◆ Written task
What follows is a set of entries. Give them again exactly, without the pictures.

◆ Recorded information

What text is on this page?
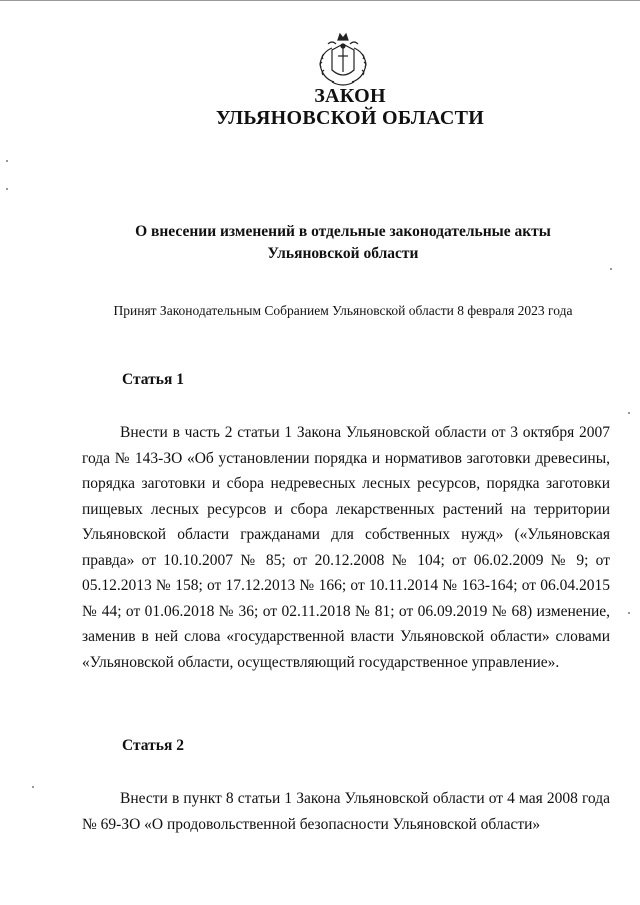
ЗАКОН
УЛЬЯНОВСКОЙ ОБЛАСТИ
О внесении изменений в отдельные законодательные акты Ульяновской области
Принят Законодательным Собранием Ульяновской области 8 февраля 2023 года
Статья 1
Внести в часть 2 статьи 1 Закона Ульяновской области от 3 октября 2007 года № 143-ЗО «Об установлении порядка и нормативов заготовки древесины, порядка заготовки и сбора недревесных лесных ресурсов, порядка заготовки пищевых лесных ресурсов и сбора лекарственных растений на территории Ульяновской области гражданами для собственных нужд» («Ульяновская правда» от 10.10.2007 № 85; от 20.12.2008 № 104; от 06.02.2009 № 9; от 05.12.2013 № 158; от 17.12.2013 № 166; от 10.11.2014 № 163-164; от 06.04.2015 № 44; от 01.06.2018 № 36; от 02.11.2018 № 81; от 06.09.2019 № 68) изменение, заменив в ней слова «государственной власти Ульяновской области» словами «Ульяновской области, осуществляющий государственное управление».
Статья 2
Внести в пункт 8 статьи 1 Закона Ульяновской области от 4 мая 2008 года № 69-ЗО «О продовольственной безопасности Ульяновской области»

◆ Solution for this task
What text is on this page?
ЗАКОН
УЛЬЯНОВСКОЙ ОБЛАСТИ
О внесении изменений в отдельные законодательные акты Ульяновской области
Принят Законодательным Собранием Ульяновской области 8 февраля 2023 года
Статья 1
Внести в часть 2 статьи 1 Закона Ульяновской области от 3 октября 2007 года № 143-ЗО «Об установлении порядка и нормативов заготовки древесины, порядка заготовки и сбора недревесных лесных ресурсов, порядка заготовки пищевых лесных ресурсов и сбора лекарственных растений на территории Ульяновской области гражданами для собственных нужд» («Ульяновская правда» от 10.10.2007 № 85; от 20.12.2008 № 104; от 06.02.2009 № 9; от 05.12.2013 № 158; от 17.12.2013 № 166; от 10.11.2014 № 163-164; от 06.04.2015 № 44; от 01.06.2018 № 36; от 02.11.2018 № 81; от 06.09.2019 № 68) изменение, заменив в ней слова «государственной власти Ульяновской области» словами «Ульяновской области, осуществляющий государственное управление».
Статья 2
Внести в пункт 8 статьи 1 Закона Ульяновской области от 4 мая 2008 года № 69-ЗО «О продовольственной безопасности Ульяновской области»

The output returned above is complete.